WHAT YOU NEED TO DO
Copy the listing word for word, starting at the line that contains "Segment this screenshot: for" and ending at the line that contains "bar <box>454 374 517 428</box>". Include both of those lines.

SUPPLIED ENTRIES
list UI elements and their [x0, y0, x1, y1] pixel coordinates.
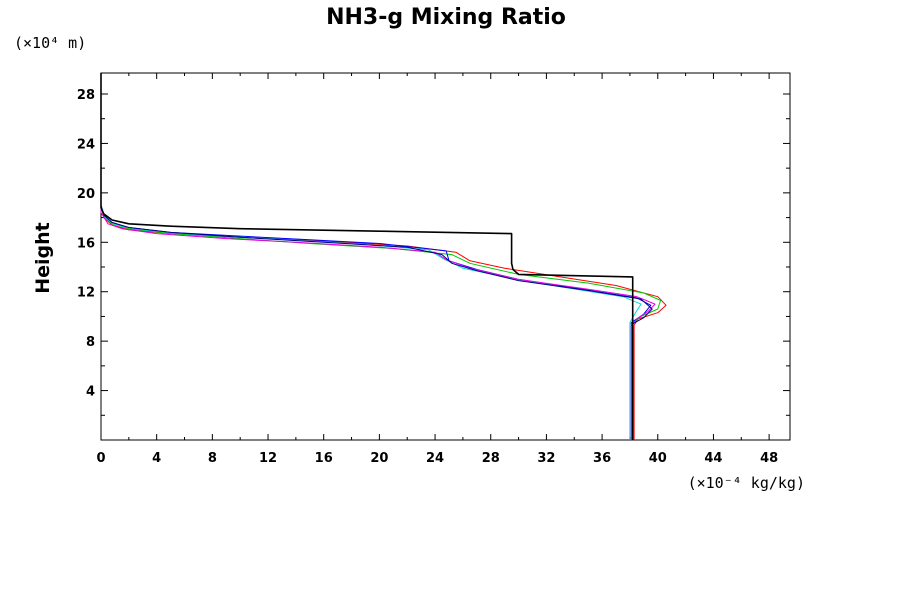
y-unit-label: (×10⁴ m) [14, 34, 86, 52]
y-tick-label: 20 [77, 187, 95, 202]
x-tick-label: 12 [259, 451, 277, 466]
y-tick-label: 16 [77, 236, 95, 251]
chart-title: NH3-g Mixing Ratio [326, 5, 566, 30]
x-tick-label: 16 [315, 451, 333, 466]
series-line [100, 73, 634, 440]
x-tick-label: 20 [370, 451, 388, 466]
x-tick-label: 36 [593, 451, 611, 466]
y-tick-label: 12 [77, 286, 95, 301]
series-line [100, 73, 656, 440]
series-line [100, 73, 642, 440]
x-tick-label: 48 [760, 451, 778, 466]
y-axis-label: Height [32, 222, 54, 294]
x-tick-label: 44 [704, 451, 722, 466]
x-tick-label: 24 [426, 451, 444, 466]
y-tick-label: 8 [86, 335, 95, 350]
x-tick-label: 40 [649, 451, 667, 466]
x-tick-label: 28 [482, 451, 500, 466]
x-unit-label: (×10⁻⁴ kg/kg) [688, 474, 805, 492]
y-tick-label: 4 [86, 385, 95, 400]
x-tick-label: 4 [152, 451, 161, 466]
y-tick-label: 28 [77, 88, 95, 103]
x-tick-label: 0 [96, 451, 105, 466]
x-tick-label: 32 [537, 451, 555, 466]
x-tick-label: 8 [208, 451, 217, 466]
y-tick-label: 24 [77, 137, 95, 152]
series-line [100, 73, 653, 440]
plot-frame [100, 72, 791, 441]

--

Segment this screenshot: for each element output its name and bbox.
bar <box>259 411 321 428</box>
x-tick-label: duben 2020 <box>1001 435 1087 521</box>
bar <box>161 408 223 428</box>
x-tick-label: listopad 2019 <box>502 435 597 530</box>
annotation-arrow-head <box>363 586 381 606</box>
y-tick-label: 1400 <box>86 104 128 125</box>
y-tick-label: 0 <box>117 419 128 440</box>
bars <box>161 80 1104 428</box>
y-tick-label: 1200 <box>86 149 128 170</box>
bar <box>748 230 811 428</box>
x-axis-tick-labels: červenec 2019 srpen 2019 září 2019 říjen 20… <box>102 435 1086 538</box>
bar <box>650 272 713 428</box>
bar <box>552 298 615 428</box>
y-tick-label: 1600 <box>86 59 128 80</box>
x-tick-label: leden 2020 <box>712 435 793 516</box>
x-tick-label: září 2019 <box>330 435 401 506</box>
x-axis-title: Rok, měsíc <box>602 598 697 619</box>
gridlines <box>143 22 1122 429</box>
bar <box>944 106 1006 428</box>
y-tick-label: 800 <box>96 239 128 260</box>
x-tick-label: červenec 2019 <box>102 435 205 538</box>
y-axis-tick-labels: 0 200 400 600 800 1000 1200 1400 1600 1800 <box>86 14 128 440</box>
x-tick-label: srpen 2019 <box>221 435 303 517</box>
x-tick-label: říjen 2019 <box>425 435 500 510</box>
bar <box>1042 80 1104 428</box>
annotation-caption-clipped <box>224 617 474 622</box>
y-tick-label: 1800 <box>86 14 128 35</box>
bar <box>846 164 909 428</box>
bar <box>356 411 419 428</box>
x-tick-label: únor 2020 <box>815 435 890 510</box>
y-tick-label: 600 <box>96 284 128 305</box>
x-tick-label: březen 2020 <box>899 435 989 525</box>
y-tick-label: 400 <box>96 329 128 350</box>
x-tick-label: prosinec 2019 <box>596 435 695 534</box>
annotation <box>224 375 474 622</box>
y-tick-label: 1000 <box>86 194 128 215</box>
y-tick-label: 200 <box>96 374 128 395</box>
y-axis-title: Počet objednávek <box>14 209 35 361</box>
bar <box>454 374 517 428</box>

ANSWER TO THIS EXERCISE
Segment this screenshot: for each element output its name and bbox.
bar <box>259 411 321 428</box>
x-tick-label: duben 2020 <box>1001 435 1087 521</box>
bar <box>161 408 223 428</box>
x-tick-label: listopad 2019 <box>502 435 597 530</box>
annotation-arrow-head <box>363 586 381 606</box>
y-tick-label: 1400 <box>86 104 128 125</box>
y-tick-label: 0 <box>117 419 128 440</box>
bars <box>161 80 1104 428</box>
y-tick-label: 1200 <box>86 149 128 170</box>
bar <box>748 230 811 428</box>
x-axis-tick-labels: červenec 2019 srpen 2019 září 2019 říjen 20… <box>102 435 1086 538</box>
bar <box>650 272 713 428</box>
bar <box>552 298 615 428</box>
y-tick-label: 1600 <box>86 59 128 80</box>
x-tick-label: leden 2020 <box>712 435 793 516</box>
x-tick-label: září 2019 <box>330 435 401 506</box>
x-axis-title: Rok, měsíc <box>602 598 697 619</box>
gridlines <box>143 22 1122 429</box>
bar <box>944 106 1006 428</box>
y-tick-label: 800 <box>96 239 128 260</box>
x-tick-label: červenec 2019 <box>102 435 205 538</box>
y-axis-tick-labels: 0 200 400 600 800 1000 1200 1400 1600 1800 <box>86 14 128 440</box>
x-tick-label: srpen 2019 <box>221 435 303 517</box>
x-tick-label: říjen 2019 <box>425 435 500 510</box>
bar <box>1042 80 1104 428</box>
annotation-caption-clipped <box>224 617 474 622</box>
y-tick-label: 1800 <box>86 14 128 35</box>
bar <box>846 164 909 428</box>
bar <box>356 411 419 428</box>
x-tick-label: únor 2020 <box>815 435 890 510</box>
y-tick-label: 600 <box>96 284 128 305</box>
x-tick-label: březen 2020 <box>899 435 989 525</box>
y-tick-label: 400 <box>96 329 128 350</box>
x-tick-label: prosinec 2019 <box>596 435 695 534</box>
annotation <box>224 375 474 622</box>
y-tick-label: 1000 <box>86 194 128 215</box>
y-tick-label: 200 <box>96 374 128 395</box>
y-axis-title: Počet objednávek <box>14 209 35 361</box>
bar <box>454 374 517 428</box>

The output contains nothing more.